Set task
Every entry below must be repeated exactly; skip the pictures.

Provided records
--- begin ---
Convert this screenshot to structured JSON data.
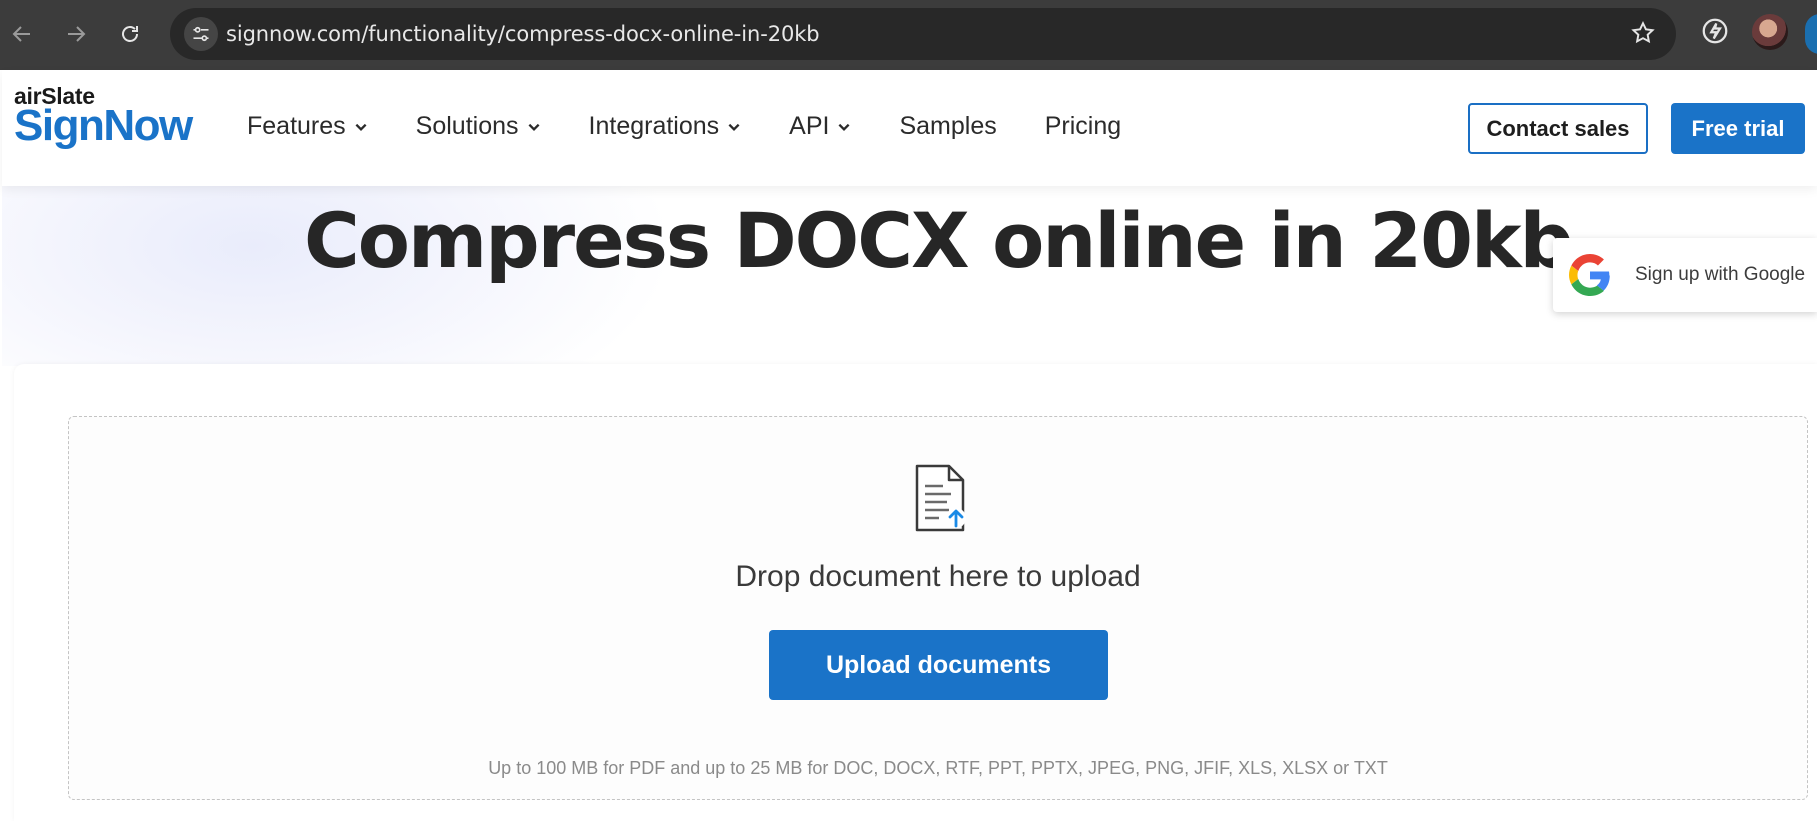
{
  "browser": {
    "url": "signnow.com/functionality/compress-docx-online-in-20kb"
  },
  "header": {
    "logo_top": "airSlate",
    "logo_main": "SignNow",
    "nav": [
      {
        "label": "Features"
      },
      {
        "label": "Solutions"
      },
      {
        "label": "Integrations"
      },
      {
        "label": "API"
      },
      {
        "label": "Samples"
      },
      {
        "label": "Pricing"
      }
    ],
    "contact_label": "Contact sales",
    "trial_label": "Free trial"
  },
  "hero": {
    "title": "Compress DOCX online in 20kb"
  },
  "google_popup": {
    "text": "Sign up with Google"
  },
  "upload": {
    "drop_text": "Drop document here to upload",
    "button_label": "Upload documents",
    "limits": "Up to 100 MB for PDF and up to 25 MB for DOC, DOCX, RTF, PPT, PPTX, JPEG, PNG, JFIF, XLS, XLSX or TXT"
  },
  "colors": {
    "brand_blue": "#1a73c8",
    "upload_arrow": "#1a8ae6"
  }
}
--- end ---
Written answer
Convert this screenshot to structured JSON data.
{
  "browser": {
    "url": "signnow.com/functionality/compress-docx-online-in-20kb"
  },
  "header": {
    "logo_top": "airSlate",
    "logo_main": "SignNow",
    "nav": [
      {
        "label": "Features"
      },
      {
        "label": "Solutions"
      },
      {
        "label": "Integrations"
      },
      {
        "label": "API"
      },
      {
        "label": "Samples"
      },
      {
        "label": "Pricing"
      }
    ],
    "contact_label": "Contact sales",
    "trial_label": "Free trial"
  },
  "hero": {
    "title": "Compress DOCX online in 20kb"
  },
  "google_popup": {
    "text": "Sign up with Google"
  },
  "upload": {
    "drop_text": "Drop document here to upload",
    "button_label": "Upload documents",
    "limits": "Up to 100 MB for PDF and up to 25 MB for DOC, DOCX, RTF, PPT, PPTX, JPEG, PNG, JFIF, XLS, XLSX or TXT"
  },
  "colors": {
    "brand_blue": "#1a73c8",
    "upload_arrow": "#1a8ae6"
  }
}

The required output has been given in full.